┌─ Exercise input
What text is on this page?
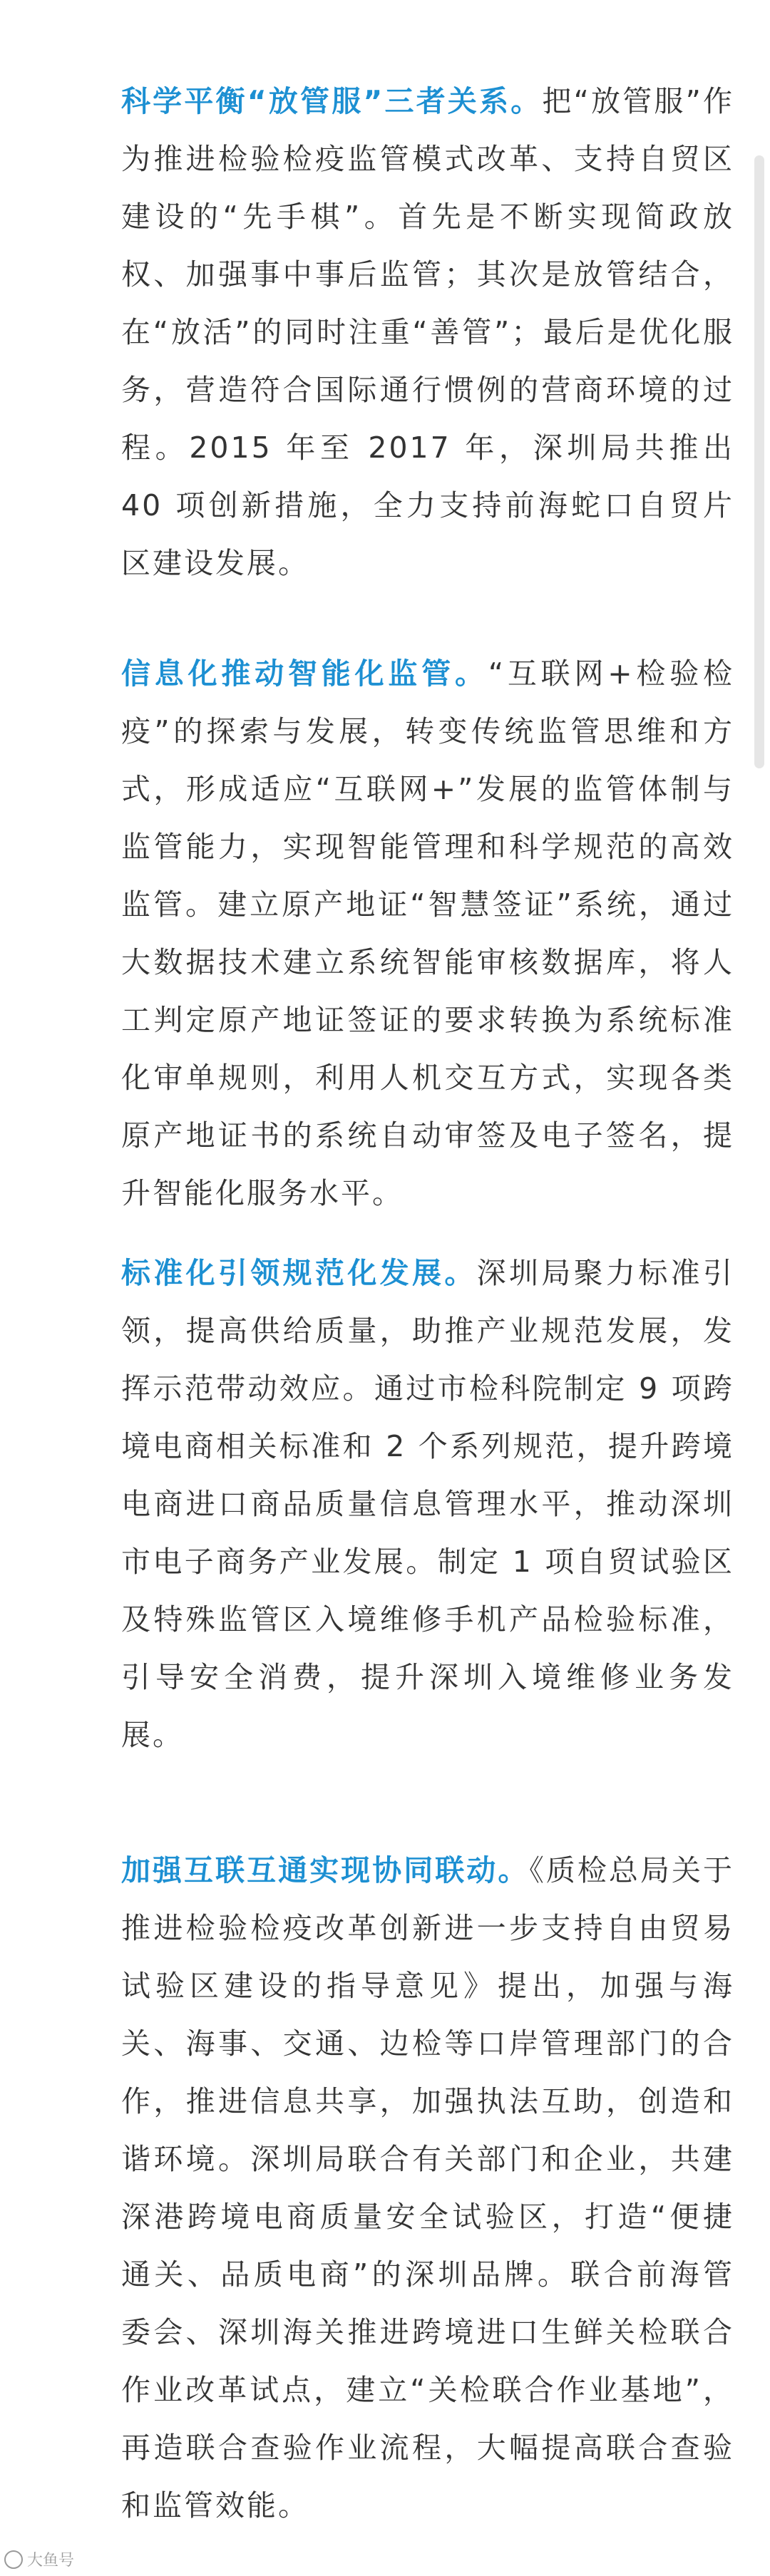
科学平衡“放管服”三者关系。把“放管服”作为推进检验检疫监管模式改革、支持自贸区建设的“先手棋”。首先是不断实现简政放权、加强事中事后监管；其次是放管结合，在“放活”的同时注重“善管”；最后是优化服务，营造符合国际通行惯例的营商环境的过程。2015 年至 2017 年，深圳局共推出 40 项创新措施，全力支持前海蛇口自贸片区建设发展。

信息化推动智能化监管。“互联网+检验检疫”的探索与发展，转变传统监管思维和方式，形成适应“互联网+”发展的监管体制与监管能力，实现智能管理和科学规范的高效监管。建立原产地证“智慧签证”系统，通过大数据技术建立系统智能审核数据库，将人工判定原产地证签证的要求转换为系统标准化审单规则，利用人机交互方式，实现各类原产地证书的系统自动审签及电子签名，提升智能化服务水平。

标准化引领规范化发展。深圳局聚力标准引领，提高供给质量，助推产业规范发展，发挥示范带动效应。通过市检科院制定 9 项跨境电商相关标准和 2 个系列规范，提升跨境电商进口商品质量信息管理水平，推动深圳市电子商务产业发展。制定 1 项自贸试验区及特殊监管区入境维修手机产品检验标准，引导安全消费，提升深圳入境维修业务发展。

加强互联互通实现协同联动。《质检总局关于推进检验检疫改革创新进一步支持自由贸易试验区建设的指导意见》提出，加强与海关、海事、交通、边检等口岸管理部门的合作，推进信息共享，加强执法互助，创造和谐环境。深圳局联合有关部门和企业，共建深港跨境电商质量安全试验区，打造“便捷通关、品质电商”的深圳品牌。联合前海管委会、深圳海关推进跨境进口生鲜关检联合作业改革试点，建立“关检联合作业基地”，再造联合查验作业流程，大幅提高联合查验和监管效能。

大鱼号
└─
┌─ Exercise input
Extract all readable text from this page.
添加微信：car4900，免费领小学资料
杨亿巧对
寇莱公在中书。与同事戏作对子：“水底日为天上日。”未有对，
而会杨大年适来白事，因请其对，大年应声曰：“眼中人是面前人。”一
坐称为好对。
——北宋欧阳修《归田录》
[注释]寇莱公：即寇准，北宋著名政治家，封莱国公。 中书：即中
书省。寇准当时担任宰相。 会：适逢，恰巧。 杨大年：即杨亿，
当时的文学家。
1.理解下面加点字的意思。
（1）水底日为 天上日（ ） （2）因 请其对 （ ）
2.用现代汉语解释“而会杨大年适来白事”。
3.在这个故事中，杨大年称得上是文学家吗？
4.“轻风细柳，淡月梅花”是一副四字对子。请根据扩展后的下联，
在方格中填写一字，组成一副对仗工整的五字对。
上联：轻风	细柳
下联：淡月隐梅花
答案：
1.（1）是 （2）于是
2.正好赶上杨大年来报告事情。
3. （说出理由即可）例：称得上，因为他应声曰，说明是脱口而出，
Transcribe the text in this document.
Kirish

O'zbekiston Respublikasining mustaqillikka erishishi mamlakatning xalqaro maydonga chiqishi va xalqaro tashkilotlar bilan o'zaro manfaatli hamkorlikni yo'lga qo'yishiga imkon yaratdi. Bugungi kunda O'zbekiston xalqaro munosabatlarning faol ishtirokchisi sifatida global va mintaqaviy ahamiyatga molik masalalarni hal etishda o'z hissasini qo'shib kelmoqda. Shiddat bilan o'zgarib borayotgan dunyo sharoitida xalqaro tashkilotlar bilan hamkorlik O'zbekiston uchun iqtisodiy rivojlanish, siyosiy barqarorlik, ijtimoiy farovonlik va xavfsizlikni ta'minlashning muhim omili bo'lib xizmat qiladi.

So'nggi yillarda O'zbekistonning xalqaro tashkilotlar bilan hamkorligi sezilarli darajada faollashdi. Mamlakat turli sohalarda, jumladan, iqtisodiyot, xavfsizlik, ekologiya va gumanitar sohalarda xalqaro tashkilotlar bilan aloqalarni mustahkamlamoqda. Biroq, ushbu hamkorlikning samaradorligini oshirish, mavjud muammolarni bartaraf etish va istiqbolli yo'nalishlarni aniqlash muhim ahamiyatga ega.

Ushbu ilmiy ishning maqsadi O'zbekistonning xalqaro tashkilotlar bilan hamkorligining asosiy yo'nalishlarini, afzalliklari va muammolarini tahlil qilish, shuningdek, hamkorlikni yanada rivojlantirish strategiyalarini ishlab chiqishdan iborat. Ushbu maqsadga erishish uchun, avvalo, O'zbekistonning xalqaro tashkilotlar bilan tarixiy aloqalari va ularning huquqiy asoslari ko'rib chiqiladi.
└─
■ **Set exercise**: In the entries above, locate every line with the word "而会杨大年适来白事" and copy it.

■ **Finished answer**:
而会杨大年适来白事，因请其对，大年应声曰：“眼中人是面前人。”一
2.用现代汉语解释“而会杨大年适来白事”。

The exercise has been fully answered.